Your instructions >> Look through the material below for "prostory". Copy every line that contains it.

------ Extracted material ------

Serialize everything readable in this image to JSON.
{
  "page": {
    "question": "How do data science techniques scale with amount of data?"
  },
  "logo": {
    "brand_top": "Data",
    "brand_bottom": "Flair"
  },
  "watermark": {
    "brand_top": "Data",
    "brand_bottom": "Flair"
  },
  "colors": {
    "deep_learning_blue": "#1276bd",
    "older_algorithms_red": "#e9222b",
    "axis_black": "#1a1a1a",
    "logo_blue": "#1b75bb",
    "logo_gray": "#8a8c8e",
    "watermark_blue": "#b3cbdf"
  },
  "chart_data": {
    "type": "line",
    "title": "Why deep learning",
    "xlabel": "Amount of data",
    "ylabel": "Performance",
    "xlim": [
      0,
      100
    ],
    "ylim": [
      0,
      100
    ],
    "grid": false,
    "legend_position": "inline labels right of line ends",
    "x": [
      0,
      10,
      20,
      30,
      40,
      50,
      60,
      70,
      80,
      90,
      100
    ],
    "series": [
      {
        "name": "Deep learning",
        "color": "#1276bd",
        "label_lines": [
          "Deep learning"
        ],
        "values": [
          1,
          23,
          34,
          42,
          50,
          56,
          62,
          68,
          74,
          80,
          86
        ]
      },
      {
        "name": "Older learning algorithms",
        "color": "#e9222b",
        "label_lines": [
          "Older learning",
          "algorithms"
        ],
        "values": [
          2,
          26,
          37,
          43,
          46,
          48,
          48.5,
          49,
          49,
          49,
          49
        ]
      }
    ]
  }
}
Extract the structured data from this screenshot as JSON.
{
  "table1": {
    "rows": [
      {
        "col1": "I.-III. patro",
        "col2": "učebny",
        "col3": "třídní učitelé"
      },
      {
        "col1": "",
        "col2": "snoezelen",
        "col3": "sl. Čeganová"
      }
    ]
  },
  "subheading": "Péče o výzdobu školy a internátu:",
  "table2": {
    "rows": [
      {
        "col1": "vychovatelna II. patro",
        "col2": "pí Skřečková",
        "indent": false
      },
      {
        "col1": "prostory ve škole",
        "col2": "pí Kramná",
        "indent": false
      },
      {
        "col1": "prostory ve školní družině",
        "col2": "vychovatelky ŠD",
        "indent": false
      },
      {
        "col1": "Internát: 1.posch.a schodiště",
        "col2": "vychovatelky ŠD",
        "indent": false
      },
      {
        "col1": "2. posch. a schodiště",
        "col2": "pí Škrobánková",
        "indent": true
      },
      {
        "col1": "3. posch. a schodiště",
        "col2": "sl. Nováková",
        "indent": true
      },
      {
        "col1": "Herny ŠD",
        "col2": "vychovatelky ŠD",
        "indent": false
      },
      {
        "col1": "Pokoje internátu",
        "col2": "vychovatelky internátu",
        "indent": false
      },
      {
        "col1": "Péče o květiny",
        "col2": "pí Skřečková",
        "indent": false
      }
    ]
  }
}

------

Expected output >>
        "col1": "prostory ve škole",
        "col1": "prostory ve školní družině",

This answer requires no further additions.